-- DO THIS --
Every record must be repeated exactly; omit any pictures they contain.

(Dataset items)

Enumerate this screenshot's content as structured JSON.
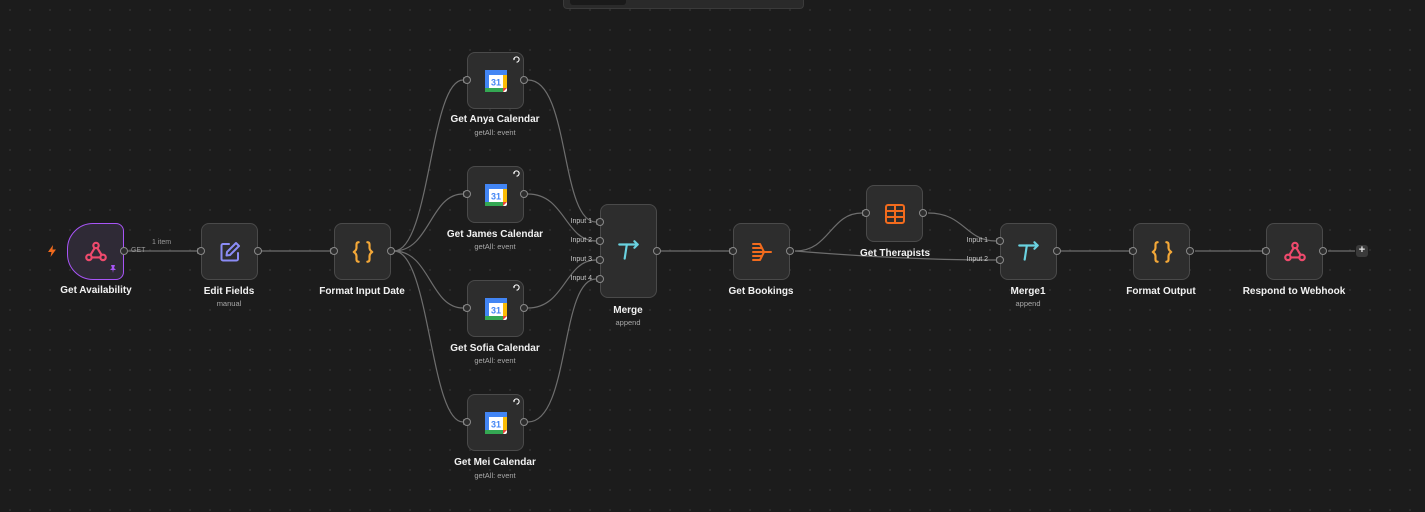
{
  "canvas": {
    "background": "#1c1c1c",
    "accent_trigger": "#a855f7",
    "webhook_color": "#ef4a6d",
    "code_color": "#f4a838",
    "merge_color": "#6ad2e0",
    "orange_color": "#f26b1d",
    "edit_color": "#8b8cf5"
  },
  "nodes": {
    "get_availability": {
      "label": "Get Availability",
      "icon": "webhook-icon"
    },
    "edit_fields": {
      "label": "Edit Fields",
      "subtitle": "manual",
      "icon": "pencil-icon"
    },
    "format_input_date": {
      "label": "Format Input Date",
      "icon": "code-braces-icon"
    },
    "get_anya_calendar": {
      "label": "Get Anya Calendar",
      "subtitle": "getAll: event",
      "icon": "google-calendar-icon"
    },
    "get_james_calendar": {
      "label": "Get James Calendar",
      "subtitle": "getAll: event",
      "icon": "google-calendar-icon"
    },
    "get_sofia_calendar": {
      "label": "Get Sofia Calendar",
      "subtitle": "getAll: event",
      "icon": "google-calendar-icon"
    },
    "get_mei_calendar": {
      "label": "Get Mei Calendar",
      "subtitle": "getAll: event",
      "icon": "google-calendar-icon"
    },
    "merge": {
      "label": "Merge",
      "subtitle": "append",
      "icon": "merge-icon",
      "inputs": [
        "Input 1",
        "Input 2",
        "Input 3",
        "Input 4"
      ]
    },
    "get_bookings": {
      "label": "Get Bookings",
      "icon": "filter-funnel-icon"
    },
    "get_therapists": {
      "label": "Get Therapists",
      "icon": "table-icon"
    },
    "merge1": {
      "label": "Merge1",
      "subtitle": "append",
      "icon": "merge-icon",
      "inputs": [
        "Input 1",
        "Input 2"
      ]
    },
    "format_output": {
      "label": "Format Output",
      "icon": "code-braces-icon"
    },
    "respond_to_webhook": {
      "label": "Respond to Webhook",
      "icon": "webhook-icon"
    }
  },
  "edges": {
    "trigger_edge": {
      "method": "GET",
      "items": "1 item"
    }
  },
  "controls": {
    "add_node": "+"
  }
}
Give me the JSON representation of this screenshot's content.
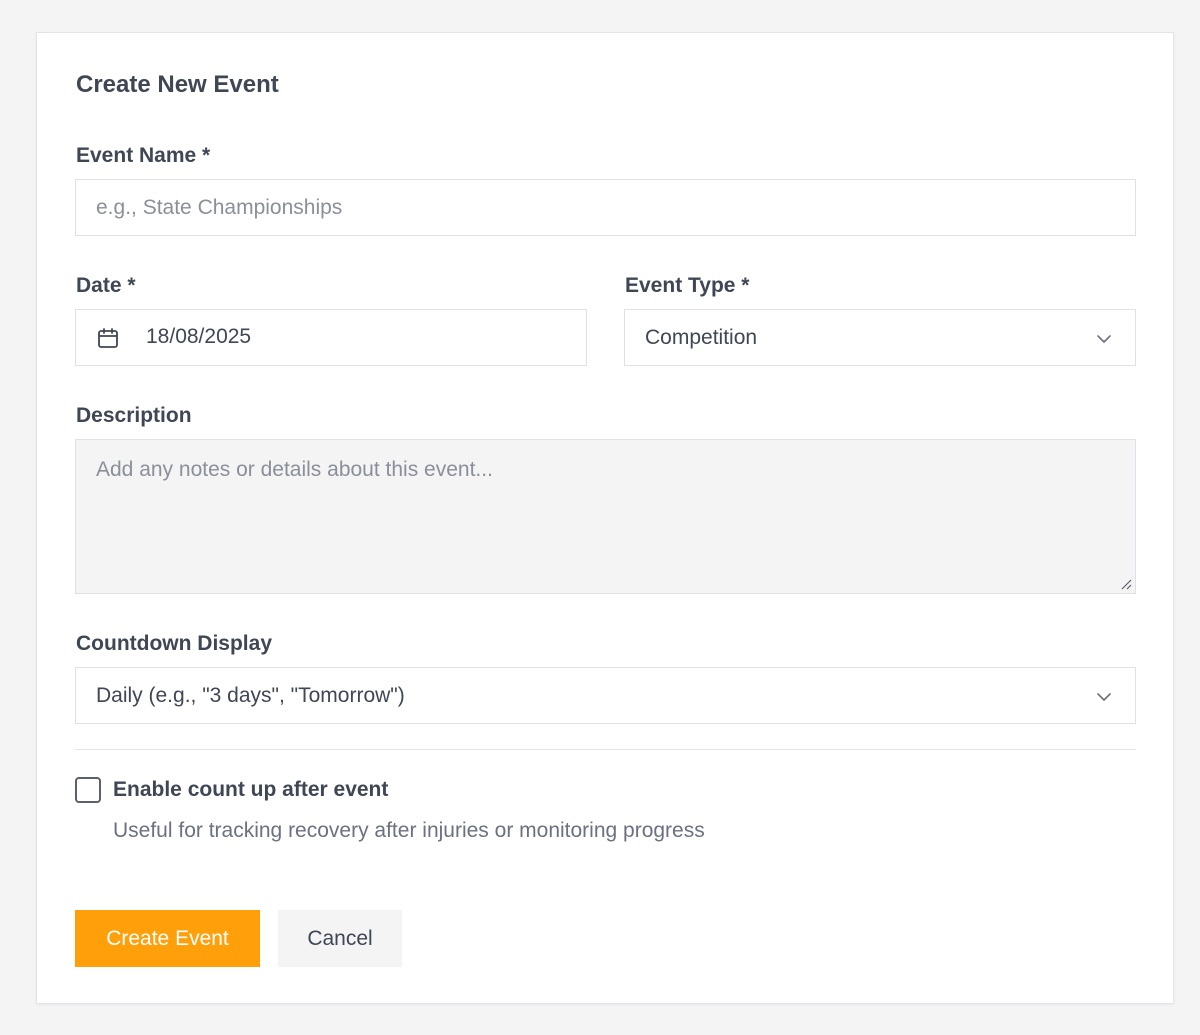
{
  "form": {
    "title": "Create New Event",
    "event_name": {
      "label": "Event Name *",
      "placeholder": "e.g., State Championships"
    },
    "date": {
      "label": "Date *",
      "value": "18/08/2025",
      "icon": "calendar-icon"
    },
    "event_type": {
      "label": "Event Type *",
      "value": "Competition"
    },
    "description": {
      "label": "Description",
      "placeholder": "Add any notes or details about this event..."
    },
    "countdown": {
      "label": "Countdown Display",
      "value": "Daily (e.g., \"3 days\", \"Tomorrow\")"
    },
    "count_up": {
      "label": "Enable count up after event",
      "help": "Useful for tracking recovery after injuries or monitoring progress",
      "checked": false
    },
    "buttons": {
      "create": "Create Event",
      "cancel": "Cancel"
    }
  },
  "colors": {
    "accent": "#ff9f0a",
    "text": "#3f4654",
    "muted": "#8a8f99",
    "border": "#dfe1e7"
  }
}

-- WRITTEN RESPONSE --
Enumerate this screenshot's content as structured JSON.
{
  "canvas": {
    "background": "#1c1c1c",
    "accent_trigger": "#a855f7",
    "webhook_color": "#ef4a6d",
    "code_color": "#f4a838",
    "merge_color": "#6ad2e0",
    "orange_color": "#f26b1d",
    "edit_color": "#8b8cf5"
  },
  "nodes": {
    "get_availability": {
      "label": "Get Availability",
      "icon": "webhook-icon"
    },
    "edit_fields": {
      "label": "Edit Fields",
      "subtitle": "manual",
      "icon": "pencil-icon"
    },
    "format_input_date": {
      "label": "Format Input Date",
      "icon": "code-braces-icon"
    },
    "get_anya_calendar": {
      "label": "Get Anya Calendar",
      "subtitle": "getAll: event",
      "icon": "google-calendar-icon"
    },
    "get_james_calendar": {
      "label": "Get James Calendar",
      "subtitle": "getAll: event",
      "icon": "google-calendar-icon"
    },
    "get_sofia_calendar": {
      "label": "Get Sofia Calendar",
      "subtitle": "getAll: event",
      "icon": "google-calendar-icon"
    },
    "get_mei_calendar": {
      "label": "Get Mei Calendar",
      "subtitle": "getAll: event",
      "icon": "google-calendar-icon"
    },
    "merge": {
      "label": "Merge",
      "subtitle": "append",
      "icon": "merge-icon",
      "inputs": [
        "Input 1",
        "Input 2",
        "Input 3",
        "Input 4"
      ]
    },
    "get_bookings": {
      "label": "Get Bookings",
      "icon": "filter-funnel-icon"
    },
    "get_therapists": {
      "label": "Get Therapists",
      "icon": "table-icon"
    },
    "merge1": {
      "label": "Merge1",
      "subtitle": "append",
      "icon": "merge-icon",
      "inputs": [
        "Input 1",
        "Input 2"
      ]
    },
    "format_output": {
      "label": "Format Output",
      "icon": "code-braces-icon"
    },
    "respond_to_webhook": {
      "label": "Respond to Webhook",
      "icon": "webhook-icon"
    }
  },
  "edges": {
    "trigger_edge": {
      "method": "GET",
      "items": "1 item"
    }
  },
  "controls": {
    "add_node": "+"
  }
}
Give me the JSON representation of this screenshot's content.
{
  "form": {
    "title": "Create New Event",
    "event_name": {
      "label": "Event Name *",
      "placeholder": "e.g., State Championships"
    },
    "date": {
      "label": "Date *",
      "value": "18/08/2025",
      "icon": "calendar-icon"
    },
    "event_type": {
      "label": "Event Type *",
      "value": "Competition"
    },
    "description": {
      "label": "Description",
      "placeholder": "Add any notes or details about this event..."
    },
    "countdown": {
      "label": "Countdown Display",
      "value": "Daily (e.g., \"3 days\", \"Tomorrow\")"
    },
    "count_up": {
      "label": "Enable count up after event",
      "help": "Useful for tracking recovery after injuries or monitoring progress",
      "checked": false
    },
    "buttons": {
      "create": "Create Event",
      "cancel": "Cancel"
    }
  },
  "colors": {
    "accent": "#ff9f0a",
    "text": "#3f4654",
    "muted": "#8a8f99",
    "border": "#dfe1e7"
  }
}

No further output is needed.